-- Start --

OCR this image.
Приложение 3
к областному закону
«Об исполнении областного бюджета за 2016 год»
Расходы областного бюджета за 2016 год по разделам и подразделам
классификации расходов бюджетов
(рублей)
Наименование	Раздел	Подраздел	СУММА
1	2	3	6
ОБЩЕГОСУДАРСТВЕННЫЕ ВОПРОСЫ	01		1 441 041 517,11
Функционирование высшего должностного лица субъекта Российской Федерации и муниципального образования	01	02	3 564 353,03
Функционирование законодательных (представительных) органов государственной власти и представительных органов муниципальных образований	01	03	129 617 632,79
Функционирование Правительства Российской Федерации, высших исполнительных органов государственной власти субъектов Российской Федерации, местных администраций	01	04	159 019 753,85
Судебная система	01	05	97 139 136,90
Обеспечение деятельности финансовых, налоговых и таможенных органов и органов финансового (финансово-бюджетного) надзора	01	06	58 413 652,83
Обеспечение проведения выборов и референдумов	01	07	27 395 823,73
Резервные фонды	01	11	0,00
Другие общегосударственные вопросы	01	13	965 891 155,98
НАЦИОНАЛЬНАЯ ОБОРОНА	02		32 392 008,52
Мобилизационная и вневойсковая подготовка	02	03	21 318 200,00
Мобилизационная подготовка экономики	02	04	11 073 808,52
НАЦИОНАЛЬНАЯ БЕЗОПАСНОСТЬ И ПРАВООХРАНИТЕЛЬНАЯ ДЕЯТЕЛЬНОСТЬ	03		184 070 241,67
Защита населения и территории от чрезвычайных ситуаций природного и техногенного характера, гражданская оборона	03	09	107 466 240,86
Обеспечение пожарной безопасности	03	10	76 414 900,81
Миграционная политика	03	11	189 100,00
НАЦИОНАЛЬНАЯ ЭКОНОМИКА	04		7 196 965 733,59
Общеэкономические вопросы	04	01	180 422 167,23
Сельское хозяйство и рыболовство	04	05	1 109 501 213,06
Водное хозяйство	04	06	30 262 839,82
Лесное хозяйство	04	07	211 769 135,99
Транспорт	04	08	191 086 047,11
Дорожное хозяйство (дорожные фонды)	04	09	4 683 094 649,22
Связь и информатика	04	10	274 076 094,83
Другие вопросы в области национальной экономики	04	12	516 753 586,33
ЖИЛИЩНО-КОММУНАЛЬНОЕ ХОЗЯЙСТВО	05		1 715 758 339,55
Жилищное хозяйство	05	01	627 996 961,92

-- End --

# OBJECTIVE
Select all lines in the listing that include the word "органов".

# COMPLETED TASK
Функционирование законодательных (представительных) органов государственной власти и представительных органов муниципальных образований	01	03	129 617 632,79
Функционирование Правительства Российской Федерации, высших исполнительных органов государственной власти субъектов Российской Федерации, местных администраций	01	04	159 019 753,85
Обеспечение деятельности финансовых, налоговых и таможенных органов и органов финансового (финансово-бюджетного) надзора	01	06	58 413 652,83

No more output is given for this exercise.